▶ _Dataset records_:

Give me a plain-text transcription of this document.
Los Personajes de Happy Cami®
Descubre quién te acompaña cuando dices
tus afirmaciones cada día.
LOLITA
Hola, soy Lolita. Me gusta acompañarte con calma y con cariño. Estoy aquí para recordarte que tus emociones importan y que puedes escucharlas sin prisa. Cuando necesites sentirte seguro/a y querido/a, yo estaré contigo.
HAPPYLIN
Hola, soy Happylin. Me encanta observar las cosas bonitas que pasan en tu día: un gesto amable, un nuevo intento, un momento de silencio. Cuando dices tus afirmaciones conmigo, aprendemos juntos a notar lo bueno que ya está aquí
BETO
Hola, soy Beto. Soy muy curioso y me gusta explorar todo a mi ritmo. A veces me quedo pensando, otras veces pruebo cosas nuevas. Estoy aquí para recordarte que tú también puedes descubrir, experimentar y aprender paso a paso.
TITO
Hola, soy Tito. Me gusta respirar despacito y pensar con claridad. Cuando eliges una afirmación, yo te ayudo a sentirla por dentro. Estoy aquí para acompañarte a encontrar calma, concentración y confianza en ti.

▶ _Directions for this task_: Extract each entry in full, exactly as given.

▶ _Output of the exercise_:
Give me a plain-text transcription of this document.
Los Personajes de Happy Cami®
Descubre quién te acompaña cuando dices
tus afirmaciones cada día.
LOLITA
Hola, soy Lolita. Me gusta acompañarte con calma y con cariño. Estoy aquí para recordarte que tus emociones importan y que puedes escucharlas sin prisa. Cuando necesites sentirte seguro/a y querido/a, yo estaré contigo.
HAPPYLIN
Hola, soy Happylin. Me encanta observar las cosas bonitas que pasan en tu día: un gesto amable, un nuevo intento, un momento de silencio. Cuando dices tus afirmaciones conmigo, aprendemos juntos a notar lo bueno que ya está aquí
BETO
Hola, soy Beto. Soy muy curioso y me gusta explorar todo a mi ritmo. A veces me quedo pensando, otras veces pruebo cosas nuevas. Estoy aquí para recordarte que tú también puedes descubrir, experimentar y aprender paso a paso.
TITO
Hola, soy Tito. Me gusta respirar despacito y pensar con claridad. Cuando eliges una afirmación, yo te ayudo a sentirla por dentro. Estoy aquí para acompañarte a encontrar calma, concentración y confianza en ti.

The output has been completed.